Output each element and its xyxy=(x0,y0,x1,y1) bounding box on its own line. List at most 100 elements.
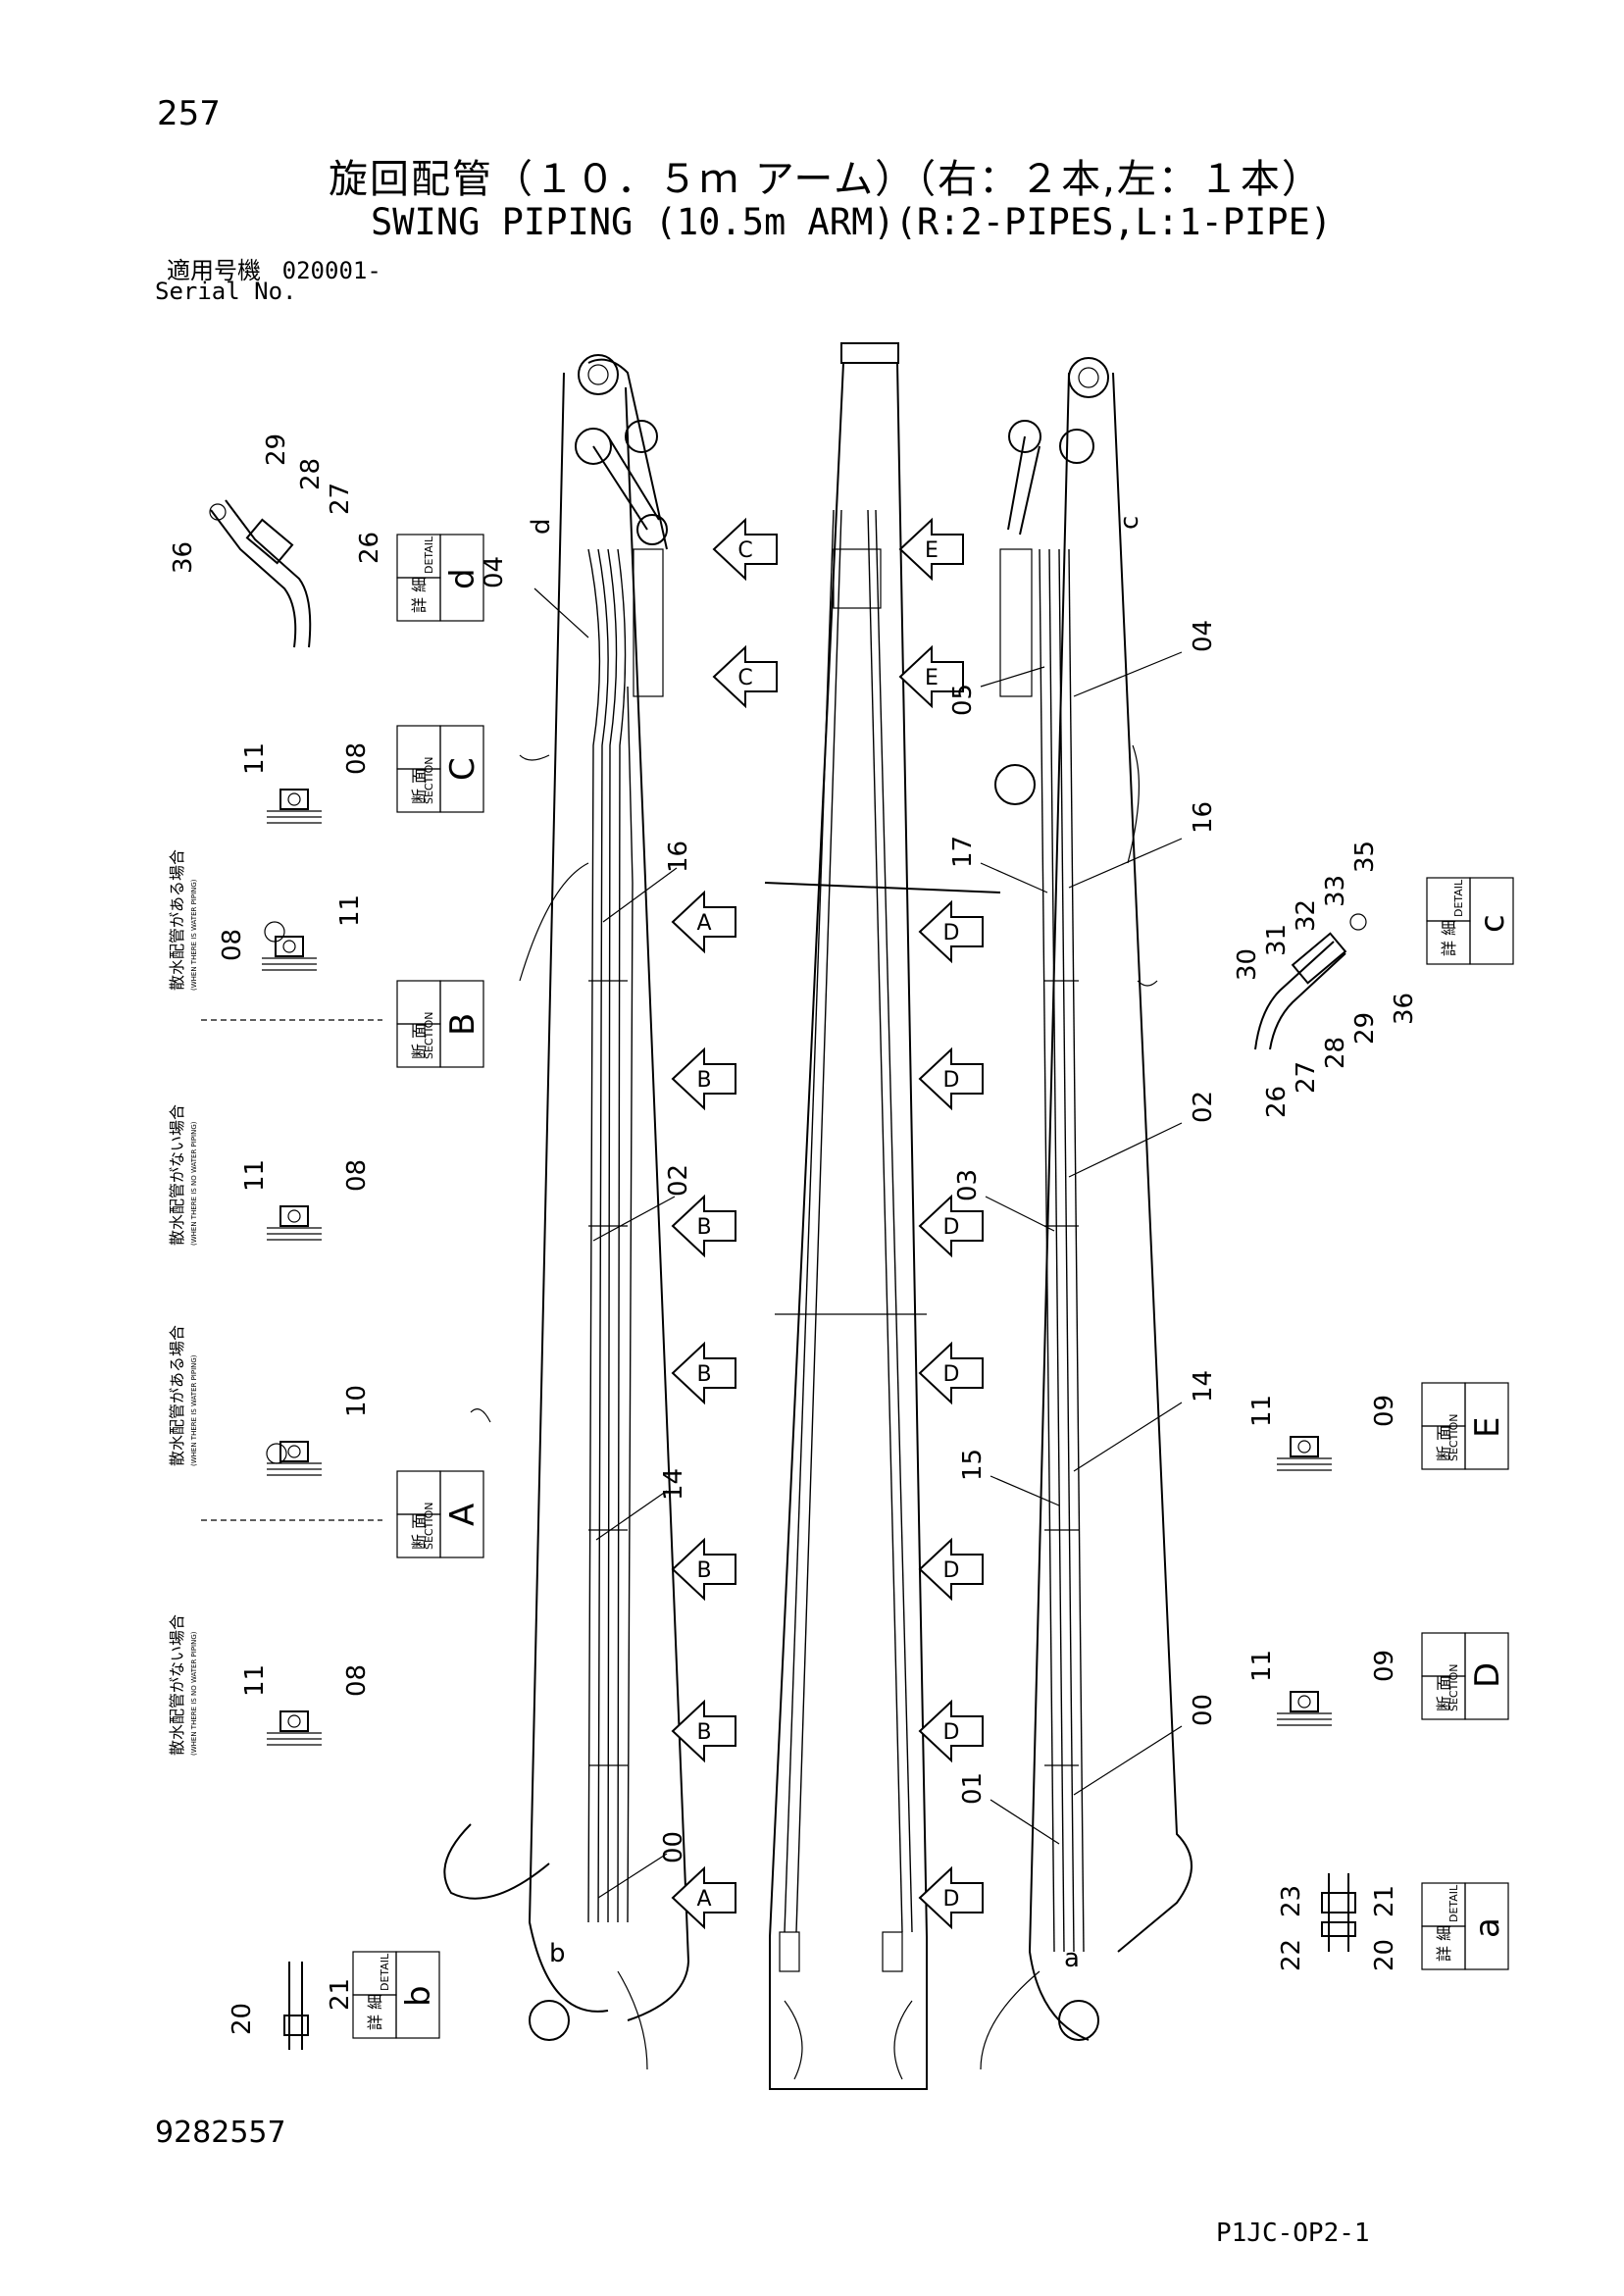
serial-label-japanese: 適用号機 020001- xyxy=(167,251,381,285)
section-box-b-letter: B xyxy=(443,1013,482,1036)
callout-d-36: 36 xyxy=(169,541,198,574)
detail-box-b-letter: b xyxy=(399,1985,438,2007)
detail-box-c: 詳 細 DETAIL c xyxy=(1426,877,1514,965)
detail-box-d-jp: 詳 細 xyxy=(410,577,429,613)
note-without-water-2: 散水配管がない場合 xyxy=(168,1614,186,1756)
section-box-b: 断 面 SECTION B xyxy=(396,980,484,1068)
callout-da-22: 22 xyxy=(1277,1939,1306,1971)
callout-left-16: 16 xyxy=(664,841,693,873)
section-b-without-water: 11 08 xyxy=(240,1159,372,1241)
section-box-d-en: SECTION xyxy=(1447,1664,1460,1711)
callout-dc-33: 33 xyxy=(1321,875,1350,907)
section-b-with-water: 08 11 断 面 SECTION B xyxy=(201,894,484,1068)
serial-label-english: Serial No. xyxy=(155,278,297,305)
serial-label-jp: 適用号機 xyxy=(167,257,261,284)
point-label-d: d xyxy=(527,518,556,535)
detail-box-c-jp: 詳 細 xyxy=(1440,920,1458,956)
callout-sd-11: 11 xyxy=(1247,1650,1277,1682)
callout-db-21: 21 xyxy=(326,1978,355,2011)
detail-c: 30 31 32 33 35 26 27 28 29 36 詳 細 DETAIL… xyxy=(1233,841,1514,1118)
section-box-a-en: SECTION xyxy=(423,1503,435,1550)
view-arrow-e1-label: E xyxy=(925,538,939,563)
callout-sa2-08: 08 xyxy=(342,1664,372,1697)
section-a-with-water: 10 断 面 SECTION A xyxy=(201,1385,484,1558)
callout-right-14: 14 xyxy=(1189,1370,1218,1403)
callout-right-16: 16 xyxy=(1189,801,1218,834)
section-box-c-jp: 断 面 xyxy=(410,768,429,804)
callout-right-00: 00 xyxy=(1189,1694,1218,1726)
callout-left-00: 00 xyxy=(659,1831,688,1863)
view-arrow-b-left-2-label: B xyxy=(696,1215,711,1240)
callout-da-20: 20 xyxy=(1370,1939,1399,1971)
note-water-3: 散水配管がある場合 (WHEN THERE IS WATER PIPING) xyxy=(168,1325,198,1466)
view-arrow-a-left-1-label: A xyxy=(696,911,711,936)
section-e: 11 09 断 面 SECTION E xyxy=(1247,1382,1509,1471)
callout-left-02: 02 xyxy=(664,1164,693,1197)
section-box-d-letter: D xyxy=(1468,1662,1507,1688)
callout-sa-10: 10 xyxy=(342,1385,372,1417)
detail-box-b-en: DETAIL xyxy=(379,1953,391,1991)
view-arrow-b-left-1-label: B xyxy=(696,1068,711,1093)
center-arm xyxy=(764,342,1001,2090)
section-d: 11 09 断 面 SECTION D xyxy=(1247,1632,1509,1726)
note-with-water-2-en: (WHEN THERE IS WATER PIPING) xyxy=(190,1354,198,1466)
detail-a: 22 23 20 21 詳 細 DETAIL a xyxy=(1277,1873,1509,1971)
section-box-e-letter: E xyxy=(1468,1417,1507,1438)
note-with-water-1-en: (WHEN THERE IS WATER PIPING) xyxy=(190,879,198,991)
callout-dc-36: 36 xyxy=(1390,993,1419,1025)
note-with-water-1: 散水配管がある場合 xyxy=(168,849,186,991)
note-without-water-1: 散水配管がない場合 xyxy=(168,1104,186,1246)
view-arrow-d-right-1-label: D xyxy=(943,921,960,945)
view-arrow-d-right-7-label: D xyxy=(943,1887,960,1912)
section-box-c-letter: C xyxy=(443,757,482,781)
note-without-water-2-en: (WHEN THERE IS NO WATER PIPING) xyxy=(190,1631,198,1756)
detail-box-c-letter: c xyxy=(1473,914,1512,933)
view-arrow-a-left-2-label: A xyxy=(696,1887,711,1912)
view-arrow-b-left-3-label: B xyxy=(696,1362,711,1387)
detail-box-a: 詳 細 DETAIL a xyxy=(1421,1882,1509,1970)
note-with-water-2: 散水配管がある場合 xyxy=(168,1325,186,1466)
callout-se-09: 09 xyxy=(1370,1395,1399,1427)
callout-right-15: 15 xyxy=(958,1449,988,1481)
callout-d-28: 28 xyxy=(296,458,326,490)
point-label-a: a xyxy=(1064,1944,1080,1973)
detail-box-d-letter: d xyxy=(443,568,482,589)
callout-sc-08: 08 xyxy=(342,742,372,775)
view-arrow-b-left-5-label: B xyxy=(696,1720,711,1745)
detail-box-d: 詳 細 DETAIL d xyxy=(396,534,484,622)
note-water-1: 散水配管がある場合 (WHEN THERE IS WATER PIPING) xyxy=(168,849,198,991)
view-arrow-d-right-5-label: D xyxy=(943,1558,960,1583)
section-box-e-jp: 断 面 xyxy=(1435,1425,1453,1461)
section-box-d: 断 面 SECTION D xyxy=(1421,1632,1509,1720)
title-english: SWING PIPING (10.5m ARM)(R:2-PIPES,L:1-P… xyxy=(371,201,1333,243)
view-arrow-d-right-6-label: D xyxy=(943,1720,960,1745)
view-arrow-c2-label: C xyxy=(737,666,752,690)
section-box-a-letter: A xyxy=(443,1504,482,1526)
callout-dc-27: 27 xyxy=(1292,1061,1321,1094)
detail-d: 36 29 28 27 26 詳 細 DETAIL d xyxy=(169,434,484,648)
section-box-c-en: SECTION xyxy=(423,757,435,804)
callout-dc-26: 26 xyxy=(1262,1086,1292,1118)
section-a-without-water: 11 08 xyxy=(240,1664,372,1746)
callout-dc-35: 35 xyxy=(1350,841,1380,873)
callout-dc-32: 32 xyxy=(1292,899,1321,932)
detail-b: 20 21 詳 細 DETAIL b xyxy=(228,1951,440,2050)
section-box-d-jp: 断 面 xyxy=(1435,1675,1453,1711)
callout-d-27: 27 xyxy=(326,483,355,515)
callout-right-05: 05 xyxy=(948,684,978,716)
section-box-b-jp: 断 面 xyxy=(410,1023,429,1059)
callout-sc-11: 11 xyxy=(240,742,270,775)
section-box-e-en: SECTION xyxy=(1447,1414,1460,1461)
callout-dc-28: 28 xyxy=(1321,1037,1350,1069)
callout-da-21: 21 xyxy=(1370,1885,1399,1917)
callout-sb-08: 08 xyxy=(218,929,247,961)
section-c: 11 08 断 面 SECTION C xyxy=(240,725,484,824)
view-arrow-d-right-3-label: D xyxy=(943,1215,960,1240)
point-label-b: b xyxy=(549,1939,566,1968)
callout-right-04: 04 xyxy=(1189,620,1218,652)
title-japanese: 旋回配管（１０．５ｍ アーム）（右：２本,左：１本） xyxy=(329,157,1323,202)
note-water-2: 散水配管がない場合 (WHEN THERE IS NO WATER PIPING… xyxy=(168,1104,198,1246)
detail-box-d-en: DETAIL xyxy=(423,536,435,574)
page-number: 257 xyxy=(157,94,221,133)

^^^^^^^^^^^^^^^^

Can you turn every line of the records above into a Markdown table with the columns Row and Line, numbering each row, skipping blank lines, and leaving out the pictures?

| Row | Line |
|---|---|
| 1 | Output each element and its xyxy=(x0,y0,x1,y1) bounding box on its own line. List at most 100 elements. |
| 2 | serial-label-japanese: 適用号機 020001- xyxy=(167,251,381,285) |
| 3 | section-box-b-letter: B xyxy=(443,1013,482,1036) |
| 4 | callout-d-36: 36 xyxy=(169,541,198,574) |
| 5 | detail-box-b-letter: b xyxy=(399,1985,438,2007) |
| 6 | detail-box-c: 詳 細 DETAIL c xyxy=(1426,877,1514,965) |
| 7 | detail-box-d-jp: 詳 細 xyxy=(410,577,429,613) |
| 8 | note-without-water-2: 散水配管がない場合 xyxy=(168,1614,186,1756) |
| 9 | section-box-b: 断 面 SECTION B xyxy=(396,980,484,1068) |
| 10 | callout-da-22: 22 xyxy=(1277,1939,1306,1971) |
| 11 | callout-left-16: 16 xyxy=(664,841,693,873) |
| 12 | section-b-without-water: 11 08 xyxy=(240,1159,372,1241) |
| 13 | section-box-d-en: SECTION xyxy=(1447,1664,1460,1711) |
| 14 | callout-dc-33: 33 xyxy=(1321,875,1350,907) |
| 15 | section-b-with-water: 08 11 断 面 SECTION B xyxy=(201,894,484,1068) |
| 16 | serial-label-english: Serial No. xyxy=(155,278,297,305) |
| 17 | serial-label-jp: 適用号機 xyxy=(167,257,261,284) |
| 18 | point-label-d: d xyxy=(527,518,556,535) |
| 19 | detail-box-c-jp: 詳 細 xyxy=(1440,920,1458,956) |
| 20 | callout-sd-11: 11 xyxy=(1247,1650,1277,1682) |
| 21 | callout-db-21: 21 xyxy=(326,1978,355,2011) |
| 22 | detail-c: 30 31 32 33 35 26 27 28 29 36 詳 細 DETAIL… xyxy=(1233,841,1514,1118) |
| 23 | section-box-a-en: SECTION xyxy=(423,1503,435,1550) |
| 24 | view-arrow-e1-label: E xyxy=(925,538,939,563) |
| 25 | callout-sa2-08: 08 xyxy=(342,1664,372,1697) |
| 26 | section-a-with-water: 10 断 面 SECTION A xyxy=(201,1385,484,1558) |
| 27 | callout-right-14: 14 xyxy=(1189,1370,1218,1403) |
| 28 | callout-right-16: 16 xyxy=(1189,801,1218,834) |
| 29 | section-box-c-jp: 断 面 xyxy=(410,768,429,804) |
| 30 | callout-right-00: 00 xyxy=(1189,1694,1218,1726) |
| 31 | callout-left-00: 00 xyxy=(659,1831,688,1863) |
| 32 | view-arrow-b-left-2-label: B xyxy=(696,1215,711,1240) |
| 33 | callout-da-20: 20 xyxy=(1370,1939,1399,1971) |
| 34 | note-water-3: 散水配管がある場合 (WHEN THERE IS WATER PIPING) xyxy=(168,1325,198,1466) |
| 35 | view-arrow-a-left-1-label: A xyxy=(696,911,711,936) |
| 36 | section-e: 11 09 断 面 SECTION E xyxy=(1247,1382,1509,1471) |
| 37 | callout-left-02: 02 xyxy=(664,1164,693,1197) |
| 38 | section-box-d-letter: D xyxy=(1468,1662,1507,1688) |
| 39 | callout-sa-10: 10 xyxy=(342,1385,372,1417) |
| 40 | detail-box-b-en: DETAIL xyxy=(379,1953,391,1991) |
| 41 | view-arrow-b-left-1-label: B xyxy=(696,1068,711,1093) |
| 42 | center-arm xyxy=(764,342,1001,2090) |
| 43 | section-d: 11 09 断 面 SECTION D xyxy=(1247,1632,1509,1726) |
| 44 | note-with-water-2-en: (WHEN THERE IS WATER PIPING) xyxy=(190,1354,198,1466) |
| 45 | detail-a: 22 23 20 21 詳 細 DETAIL a xyxy=(1277,1873,1509,1971) |
| 46 | section-box-e-letter: E xyxy=(1468,1417,1507,1438) |
| 47 | note-with-water-1-en: (WHEN THERE IS WATER PIPING) xyxy=(190,879,198,991) |
| 48 | callout-dc-36: 36 xyxy=(1390,993,1419,1025) |
| 49 | note-with-water-1: 散水配管がある場合 xyxy=(168,849,186,991) |
| 50 | note-without-water-1: 散水配管がない場合 xyxy=(168,1104,186,1246) |
| 51 | view-arrow-d-right-1-label: D xyxy=(943,921,960,945) |
| 52 | view-arrow-d-right-7-label: D xyxy=(943,1887,960,1912) |
| 53 | section-box-c-letter: C xyxy=(443,757,482,781) |
| 54 | note-without-water-2-en: (WHEN THERE IS NO WATER PIPING) xyxy=(190,1631,198,1756) |
| 55 | detail-box-c-letter: c xyxy=(1473,914,1512,933) |
| 56 | view-arrow-a-left-2-label: A xyxy=(696,1887,711,1912) |
| 57 | view-arrow-b-left-3-label: B xyxy=(696,1362,711,1387) |
| 58 | detail-box-a: 詳 細 DETAIL a xyxy=(1421,1882,1509,1970) |
| 59 | note-with-water-2: 散水配管がある場合 xyxy=(168,1325,186,1466) |
| 60 | callout-se-09: 09 xyxy=(1370,1395,1399,1427) |
| 61 | callout-right-15: 15 xyxy=(958,1449,988,1481) |
| 62 | callout-d-28: 28 xyxy=(296,458,326,490) |
| 63 | point-label-a: a xyxy=(1064,1944,1080,1973) |
| 64 | detail-box-d-letter: d xyxy=(443,568,482,589) |
| 65 | callout-sc-08: 08 xyxy=(342,742,372,775) |
| 66 | view-arrow-b-left-5-label: B xyxy=(696,1720,711,1745) |
| 67 | detail-box-d: 詳 細 DETAIL d xyxy=(396,534,484,622) |
| 68 | note-water-1: 散水配管がある場合 (WHEN THERE IS WATER PIPING) xyxy=(168,849,198,991) |
| 69 | view-arrow-d-right-5-label: D xyxy=(943,1558,960,1583) |
| 70 | section-box-e-jp: 断 面 xyxy=(1435,1425,1453,1461) |
| 71 | section-box-d: 断 面 SECTION D xyxy=(1421,1632,1509,1720) |
| 72 | title-english: SWING PIPING (10.5m ARM)(R:2-PIPES,L:1-P… xyxy=(371,201,1333,243) |
| 73 | view-arrow-d-right-6-label: D xyxy=(943,1720,960,1745) |
| 74 | view-arrow-c2-label: C xyxy=(737,666,752,690) |
| 75 | section-box-a-letter: A xyxy=(443,1504,482,1526) |
| 76 | callout-dc-27: 27 xyxy=(1292,1061,1321,1094) |
| 77 | detail-d: 36 29 28 27 26 詳 細 DETAIL d xyxy=(169,434,484,648) |
| 78 | section-box-c-en: SECTION xyxy=(423,757,435,804) |
| 79 | callout-dc-26: 26 xyxy=(1262,1086,1292,1118) |
| 80 | section-a-without-water: 11 08 xyxy=(240,1664,372,1746) |
| 81 | callout-dc-35: 35 xyxy=(1350,841,1380,873) |
| 82 | callout-dc-32: 32 xyxy=(1292,899,1321,932) |
| 83 | detail-b: 20 21 詳 細 DETAIL b xyxy=(228,1951,440,2050) |
| 84 | section-box-d-jp: 断 面 xyxy=(1435,1675,1453,1711) |
| 85 | callout-d-27: 27 xyxy=(326,483,355,515) |
| 86 | callout-right-05: 05 xyxy=(948,684,978,716) |
| 87 | section-box-b-jp: 断 面 xyxy=(410,1023,429,1059) |
| 88 | callout-sc-11: 11 xyxy=(240,742,270,775) |
| 89 | section-box-e-en: SECTION xyxy=(1447,1414,1460,1461) |
| 90 | callout-dc-28: 28 xyxy=(1321,1037,1350,1069) |
| 91 | callout-da-21: 21 xyxy=(1370,1885,1399,1917) |
| 92 | callout-sb-08: 08 xyxy=(218,929,247,961) |
| 93 | section-c: 11 08 断 面 SECTION C xyxy=(240,725,484,824) |
| 94 | view-arrow-d-right-3-label: D xyxy=(943,1215,960,1240) |
| 95 | point-label-b: b xyxy=(549,1939,566,1968) |
| 96 | callout-right-04: 04 xyxy=(1189,620,1218,652) |
| 97 | title-japanese: 旋回配管（１０．５ｍ アーム）（右：２本,左：１本） xyxy=(329,157,1323,202) |
| 98 | note-water-2: 散水配管がない場合 (WHEN THERE IS NO WATER PIPING… xyxy=(168,1104,198,1246) |
| 99 | detail-box-d-en: DETAIL xyxy=(423,536,435,574) |
| 100 | page-number: 257 xyxy=(157,94,221,133) |